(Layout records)
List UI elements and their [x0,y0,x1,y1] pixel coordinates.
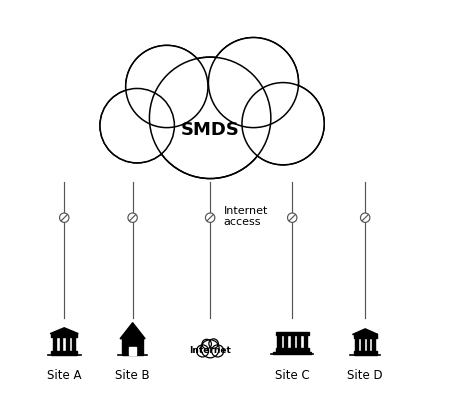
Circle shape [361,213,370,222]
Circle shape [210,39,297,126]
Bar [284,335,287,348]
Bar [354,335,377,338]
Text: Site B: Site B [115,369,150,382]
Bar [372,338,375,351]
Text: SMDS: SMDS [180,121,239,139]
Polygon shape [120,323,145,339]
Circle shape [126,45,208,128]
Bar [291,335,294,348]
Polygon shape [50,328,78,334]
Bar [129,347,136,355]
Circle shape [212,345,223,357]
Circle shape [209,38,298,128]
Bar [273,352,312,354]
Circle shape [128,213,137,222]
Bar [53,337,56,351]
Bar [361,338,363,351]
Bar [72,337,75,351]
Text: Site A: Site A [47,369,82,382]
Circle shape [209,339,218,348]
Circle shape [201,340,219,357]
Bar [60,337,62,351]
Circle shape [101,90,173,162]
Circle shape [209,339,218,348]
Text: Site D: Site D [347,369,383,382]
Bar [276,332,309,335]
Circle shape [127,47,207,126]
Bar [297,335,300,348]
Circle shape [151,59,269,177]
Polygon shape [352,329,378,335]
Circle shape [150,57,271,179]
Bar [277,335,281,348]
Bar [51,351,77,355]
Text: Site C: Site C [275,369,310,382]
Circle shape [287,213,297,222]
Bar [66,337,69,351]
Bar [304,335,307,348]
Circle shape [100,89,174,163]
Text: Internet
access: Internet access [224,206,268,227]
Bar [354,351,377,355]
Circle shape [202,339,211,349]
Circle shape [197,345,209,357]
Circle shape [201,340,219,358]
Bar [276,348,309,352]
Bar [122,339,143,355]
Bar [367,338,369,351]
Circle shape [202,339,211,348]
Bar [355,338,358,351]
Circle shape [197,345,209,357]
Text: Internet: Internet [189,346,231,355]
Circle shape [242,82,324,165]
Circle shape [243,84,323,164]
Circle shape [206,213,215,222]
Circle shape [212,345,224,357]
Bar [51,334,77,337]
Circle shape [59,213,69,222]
--
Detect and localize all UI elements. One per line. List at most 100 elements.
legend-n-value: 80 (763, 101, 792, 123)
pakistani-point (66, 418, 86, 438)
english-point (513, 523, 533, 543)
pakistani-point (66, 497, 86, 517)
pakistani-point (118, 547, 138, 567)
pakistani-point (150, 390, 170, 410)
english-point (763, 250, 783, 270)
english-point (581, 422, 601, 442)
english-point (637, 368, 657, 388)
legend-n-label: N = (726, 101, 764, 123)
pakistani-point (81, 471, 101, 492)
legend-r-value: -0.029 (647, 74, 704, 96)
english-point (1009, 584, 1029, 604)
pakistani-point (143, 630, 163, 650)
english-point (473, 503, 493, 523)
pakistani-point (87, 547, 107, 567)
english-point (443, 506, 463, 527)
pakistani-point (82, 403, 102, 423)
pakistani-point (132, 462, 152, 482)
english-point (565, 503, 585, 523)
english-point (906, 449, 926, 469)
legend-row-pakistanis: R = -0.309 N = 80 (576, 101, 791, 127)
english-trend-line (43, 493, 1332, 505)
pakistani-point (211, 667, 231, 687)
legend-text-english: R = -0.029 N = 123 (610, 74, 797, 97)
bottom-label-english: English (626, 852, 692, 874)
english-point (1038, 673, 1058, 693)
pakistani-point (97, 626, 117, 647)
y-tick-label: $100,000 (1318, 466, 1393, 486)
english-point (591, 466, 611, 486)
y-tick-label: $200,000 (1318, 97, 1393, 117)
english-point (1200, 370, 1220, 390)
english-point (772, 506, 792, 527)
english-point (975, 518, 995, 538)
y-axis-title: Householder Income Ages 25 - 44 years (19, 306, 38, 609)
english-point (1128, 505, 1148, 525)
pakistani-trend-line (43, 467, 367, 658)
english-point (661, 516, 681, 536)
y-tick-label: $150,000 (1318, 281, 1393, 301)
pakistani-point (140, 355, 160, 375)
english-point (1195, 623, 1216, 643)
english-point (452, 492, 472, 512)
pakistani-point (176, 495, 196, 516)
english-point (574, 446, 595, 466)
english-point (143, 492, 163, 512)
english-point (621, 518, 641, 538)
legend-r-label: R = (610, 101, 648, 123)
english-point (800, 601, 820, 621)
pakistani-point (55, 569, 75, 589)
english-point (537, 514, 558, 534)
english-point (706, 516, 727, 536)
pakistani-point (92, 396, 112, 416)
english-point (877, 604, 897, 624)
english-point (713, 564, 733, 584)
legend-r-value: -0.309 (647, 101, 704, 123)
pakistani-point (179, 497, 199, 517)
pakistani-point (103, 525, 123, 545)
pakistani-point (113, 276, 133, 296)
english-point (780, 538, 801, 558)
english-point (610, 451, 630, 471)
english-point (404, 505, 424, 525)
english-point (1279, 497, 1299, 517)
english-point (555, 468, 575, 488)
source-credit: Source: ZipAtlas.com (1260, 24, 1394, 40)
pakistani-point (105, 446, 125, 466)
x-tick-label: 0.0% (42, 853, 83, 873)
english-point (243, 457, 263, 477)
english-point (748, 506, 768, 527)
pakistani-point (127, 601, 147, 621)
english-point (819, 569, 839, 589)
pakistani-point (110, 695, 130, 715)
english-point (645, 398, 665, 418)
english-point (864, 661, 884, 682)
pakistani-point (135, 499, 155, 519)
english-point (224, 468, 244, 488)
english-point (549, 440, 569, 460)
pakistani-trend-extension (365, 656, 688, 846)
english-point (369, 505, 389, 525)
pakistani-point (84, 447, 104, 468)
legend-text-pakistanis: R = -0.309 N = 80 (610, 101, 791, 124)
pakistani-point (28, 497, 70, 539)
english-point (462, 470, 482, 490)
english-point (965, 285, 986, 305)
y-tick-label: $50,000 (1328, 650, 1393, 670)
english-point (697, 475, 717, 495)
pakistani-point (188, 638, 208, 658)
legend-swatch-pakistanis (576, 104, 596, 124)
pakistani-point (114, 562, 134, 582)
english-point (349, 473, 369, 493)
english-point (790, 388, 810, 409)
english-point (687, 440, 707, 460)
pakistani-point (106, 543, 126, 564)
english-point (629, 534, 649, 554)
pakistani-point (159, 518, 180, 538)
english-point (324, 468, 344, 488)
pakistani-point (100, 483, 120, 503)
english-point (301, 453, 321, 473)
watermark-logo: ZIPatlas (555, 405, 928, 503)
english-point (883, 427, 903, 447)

-- WHAT TO WORK ON --
In the listing, swap "Polygon shape" for "Polygon" in everything from the line containing "Circle shape [361,213,370,222]" down to the line containing "Bar [354,351,377,355]", and reproduce only those lines with nothing else altered.

-- WRITTEN RESPONSE --
Circle shape [361,213,370,222]
Circle shape [210,39,297,126]
Bar [284,335,287,348]
Bar [354,335,377,338]
Text: Site B: Site B [115,369,150,382]
Bar [372,338,375,351]
Text: SMDS: SMDS [180,121,239,139]
Polygon [120,323,145,339]
Circle shape [126,45,208,128]
Bar [291,335,294,348]
Polygon [50,328,78,334]
Bar [129,347,136,355]
Circle shape [212,345,223,357]
Circle shape [209,38,298,128]
Bar [273,352,312,354]
Circle shape [128,213,137,222]
Bar [53,337,56,351]
Bar [361,338,363,351]
Bar [72,337,75,351]
Text: Site A: Site A [47,369,82,382]
Circle shape [209,339,218,348]
Circle shape [201,340,219,357]
Bar [60,337,62,351]
Circle shape [101,90,173,162]
Circle shape [209,339,218,348]
Text: Site D: Site D [347,369,383,382]
Bar [276,332,309,335]
Circle shape [127,47,207,126]
Bar [297,335,300,348]
Circle shape [151,59,269,177]
Polygon [352,329,378,335]
Circle shape [150,57,271,179]
Bar [277,335,281,348]
Bar [51,351,77,355]
Text: Site C: Site C [275,369,310,382]
Circle shape [287,213,297,222]
Bar [66,337,69,351]
Bar [304,335,307,348]
Circle shape [100,89,174,163]
Text: Internet
access: Internet access [224,206,268,227]
Bar [354,351,377,355]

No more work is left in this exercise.